Set exercise: Print all the records exactly, please.

# START OF Dataset records

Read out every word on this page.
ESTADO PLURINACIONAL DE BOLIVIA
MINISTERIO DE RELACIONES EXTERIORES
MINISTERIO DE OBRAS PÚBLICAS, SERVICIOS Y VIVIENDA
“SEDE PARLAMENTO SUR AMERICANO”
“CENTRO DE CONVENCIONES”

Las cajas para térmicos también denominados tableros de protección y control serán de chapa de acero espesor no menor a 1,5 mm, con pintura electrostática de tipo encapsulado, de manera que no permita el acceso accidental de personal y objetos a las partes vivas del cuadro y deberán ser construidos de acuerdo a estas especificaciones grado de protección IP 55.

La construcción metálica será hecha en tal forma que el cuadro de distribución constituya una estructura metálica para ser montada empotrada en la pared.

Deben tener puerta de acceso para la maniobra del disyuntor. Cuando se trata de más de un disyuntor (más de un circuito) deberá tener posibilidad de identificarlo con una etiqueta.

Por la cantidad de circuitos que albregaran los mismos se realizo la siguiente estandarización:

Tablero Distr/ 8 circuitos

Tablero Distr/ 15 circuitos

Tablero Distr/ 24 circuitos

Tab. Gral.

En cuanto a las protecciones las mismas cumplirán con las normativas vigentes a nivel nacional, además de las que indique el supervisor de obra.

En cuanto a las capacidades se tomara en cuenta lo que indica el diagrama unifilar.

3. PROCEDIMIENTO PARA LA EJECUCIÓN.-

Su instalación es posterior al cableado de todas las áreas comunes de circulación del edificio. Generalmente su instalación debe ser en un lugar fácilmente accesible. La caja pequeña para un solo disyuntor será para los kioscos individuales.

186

# END OF Dataset records

Solution:
Read out every word on this page.
ESTADO PLURINACIONAL DE BOLIVIA
MINISTERIO DE RELACIONES EXTERIORES
MINISTERIO DE OBRAS PÚBLICAS, SERVICIOS Y VIVIENDA
“SEDE PARLAMENTO SUR AMERICANO”
“CENTRO DE CONVENCIONES”

Las cajas para térmicos también denominados tableros de protección y control serán de chapa de acero espesor no menor a 1,5 mm, con pintura electrostática de tipo encapsulado, de manera que no permita el acceso accidental de personal y objetos a las partes vivas del cuadro y deberán ser construidos de acuerdo a estas especificaciones grado de protección IP 55.

La construcción metálica será hecha en tal forma que el cuadro de distribución constituya una estructura metálica para ser montada empotrada en la pared.

Deben tener puerta de acceso para la maniobra del disyuntor. Cuando se trata de más de un disyuntor (más de un circuito) deberá tener posibilidad de identificarlo con una etiqueta.

Por la cantidad de circuitos que albregaran los mismos se realizo la siguiente estandarización:

Tablero Distr/ 8 circuitos

Tablero Distr/ 15 circuitos

Tablero Distr/ 24 circuitos

Tab. Gral.

En cuanto a las protecciones las mismas cumplirán con las normativas vigentes a nivel nacional, además de las que indique el supervisor de obra.

En cuanto a las capacidades se tomara en cuenta lo que indica el diagrama unifilar.

3. PROCEDIMIENTO PARA LA EJECUCIÓN.-

Su instalación es posterior al cableado de todas las áreas comunes de circulación del edificio. Generalmente su instalación debe ser en un lugar fácilmente accesible. La caja pequeña para un solo disyuntor será para los kioscos individuales.

186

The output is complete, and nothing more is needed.